*Given problem:*
Look through the material below for "Айылга". Copy every line that contains it.

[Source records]
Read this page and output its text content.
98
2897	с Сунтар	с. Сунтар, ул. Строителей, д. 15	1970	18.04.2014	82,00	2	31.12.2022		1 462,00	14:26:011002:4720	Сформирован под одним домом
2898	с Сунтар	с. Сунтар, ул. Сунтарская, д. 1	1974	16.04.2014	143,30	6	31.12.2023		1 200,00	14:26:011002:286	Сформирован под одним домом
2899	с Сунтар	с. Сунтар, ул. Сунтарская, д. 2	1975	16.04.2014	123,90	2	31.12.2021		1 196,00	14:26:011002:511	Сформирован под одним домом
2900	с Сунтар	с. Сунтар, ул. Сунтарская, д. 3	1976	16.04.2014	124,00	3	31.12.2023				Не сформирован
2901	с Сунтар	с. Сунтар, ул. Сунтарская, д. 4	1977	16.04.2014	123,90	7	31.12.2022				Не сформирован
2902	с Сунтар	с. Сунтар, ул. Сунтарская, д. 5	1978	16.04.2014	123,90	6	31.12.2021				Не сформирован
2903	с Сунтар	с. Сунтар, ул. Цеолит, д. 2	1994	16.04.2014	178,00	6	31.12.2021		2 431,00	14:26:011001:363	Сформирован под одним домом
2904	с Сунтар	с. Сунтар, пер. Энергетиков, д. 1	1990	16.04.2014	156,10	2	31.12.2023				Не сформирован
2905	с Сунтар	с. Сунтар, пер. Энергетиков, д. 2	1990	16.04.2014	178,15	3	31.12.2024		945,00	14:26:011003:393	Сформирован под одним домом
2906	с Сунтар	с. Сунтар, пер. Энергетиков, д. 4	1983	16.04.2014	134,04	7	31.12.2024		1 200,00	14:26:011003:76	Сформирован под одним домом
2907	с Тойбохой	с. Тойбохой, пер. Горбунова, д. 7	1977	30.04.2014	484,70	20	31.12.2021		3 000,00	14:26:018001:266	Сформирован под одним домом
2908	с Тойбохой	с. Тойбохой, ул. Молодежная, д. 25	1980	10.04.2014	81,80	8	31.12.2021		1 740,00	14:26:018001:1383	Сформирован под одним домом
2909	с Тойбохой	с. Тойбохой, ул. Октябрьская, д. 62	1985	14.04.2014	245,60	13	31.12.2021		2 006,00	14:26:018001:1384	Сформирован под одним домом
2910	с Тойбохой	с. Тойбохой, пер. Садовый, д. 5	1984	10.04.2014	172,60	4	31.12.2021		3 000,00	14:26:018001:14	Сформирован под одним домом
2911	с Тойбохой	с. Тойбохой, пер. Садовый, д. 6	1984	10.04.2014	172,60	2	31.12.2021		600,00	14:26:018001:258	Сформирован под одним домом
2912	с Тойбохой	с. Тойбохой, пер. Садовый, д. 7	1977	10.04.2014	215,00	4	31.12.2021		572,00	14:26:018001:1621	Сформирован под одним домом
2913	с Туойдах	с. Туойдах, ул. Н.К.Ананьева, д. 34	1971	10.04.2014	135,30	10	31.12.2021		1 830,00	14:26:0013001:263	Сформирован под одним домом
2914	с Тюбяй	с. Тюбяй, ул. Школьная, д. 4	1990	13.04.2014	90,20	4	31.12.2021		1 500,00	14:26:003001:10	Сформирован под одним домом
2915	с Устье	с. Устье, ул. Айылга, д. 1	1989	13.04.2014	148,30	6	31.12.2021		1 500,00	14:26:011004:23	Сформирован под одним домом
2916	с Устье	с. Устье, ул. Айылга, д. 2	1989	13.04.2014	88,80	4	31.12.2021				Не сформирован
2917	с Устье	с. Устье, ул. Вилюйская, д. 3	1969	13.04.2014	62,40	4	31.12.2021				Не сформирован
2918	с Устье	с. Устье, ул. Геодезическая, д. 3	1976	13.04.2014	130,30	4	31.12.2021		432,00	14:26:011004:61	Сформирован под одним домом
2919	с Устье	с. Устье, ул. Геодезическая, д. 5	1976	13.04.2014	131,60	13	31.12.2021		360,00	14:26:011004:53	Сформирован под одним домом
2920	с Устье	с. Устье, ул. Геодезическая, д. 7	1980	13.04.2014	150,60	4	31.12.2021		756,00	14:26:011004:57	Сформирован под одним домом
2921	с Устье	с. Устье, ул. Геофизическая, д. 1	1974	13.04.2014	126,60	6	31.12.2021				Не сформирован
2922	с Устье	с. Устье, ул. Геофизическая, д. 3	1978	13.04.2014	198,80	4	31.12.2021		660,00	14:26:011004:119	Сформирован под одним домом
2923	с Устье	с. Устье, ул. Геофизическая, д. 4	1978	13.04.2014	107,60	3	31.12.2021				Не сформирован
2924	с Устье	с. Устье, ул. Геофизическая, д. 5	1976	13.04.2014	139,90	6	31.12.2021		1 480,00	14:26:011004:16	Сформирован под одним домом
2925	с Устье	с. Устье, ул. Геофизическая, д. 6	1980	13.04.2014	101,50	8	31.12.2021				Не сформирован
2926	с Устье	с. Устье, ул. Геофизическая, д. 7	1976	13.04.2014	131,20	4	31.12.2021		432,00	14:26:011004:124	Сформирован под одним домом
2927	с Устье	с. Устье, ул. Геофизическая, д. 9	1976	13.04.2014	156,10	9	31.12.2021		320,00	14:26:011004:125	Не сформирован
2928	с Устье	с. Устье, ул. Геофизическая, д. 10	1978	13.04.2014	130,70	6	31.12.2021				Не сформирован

*Task response:*
2915	с Устье	с. Устье, ул. Айылга, д. 1	1989	13.04.2014	148,30	6	31.12.2021		1 500,00	14:26:011004:23	Сформирован под одним домом
2916	с Устье	с. Устье, ул. Айылга, д. 2	1989	13.04.2014	88,80	4	31.12.2021				Не сформирован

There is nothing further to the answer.